## EXERCISE
Present the following entries again, word for word and in full.

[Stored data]

%%

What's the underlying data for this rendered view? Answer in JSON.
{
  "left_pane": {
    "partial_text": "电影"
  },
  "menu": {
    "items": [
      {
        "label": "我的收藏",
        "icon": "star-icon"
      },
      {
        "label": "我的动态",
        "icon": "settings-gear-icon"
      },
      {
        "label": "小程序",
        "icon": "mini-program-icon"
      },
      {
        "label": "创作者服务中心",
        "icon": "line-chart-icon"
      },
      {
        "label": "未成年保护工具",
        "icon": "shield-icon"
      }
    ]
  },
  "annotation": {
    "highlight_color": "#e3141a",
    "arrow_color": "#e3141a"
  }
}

%%

## FINISHED EXERCISE
What's the underlying data for this rendered view? Answer in JSON.
{
  "left_pane": {
    "partial_text": "电影"
  },
  "menu": {
    "items": [
      {
        "label": "我的收藏",
        "icon": "star-icon"
      },
      {
        "label": "我的动态",
        "icon": "settings-gear-icon"
      },
      {
        "label": "小程序",
        "icon": "mini-program-icon"
      },
      {
        "label": "创作者服务中心",
        "icon": "line-chart-icon"
      },
      {
        "label": "未成年保护工具",
        "icon": "shield-icon"
      }
    ]
  },
  "annotation": {
    "highlight_color": "#e3141a",
    "arrow_color": "#e3141a"
  }
}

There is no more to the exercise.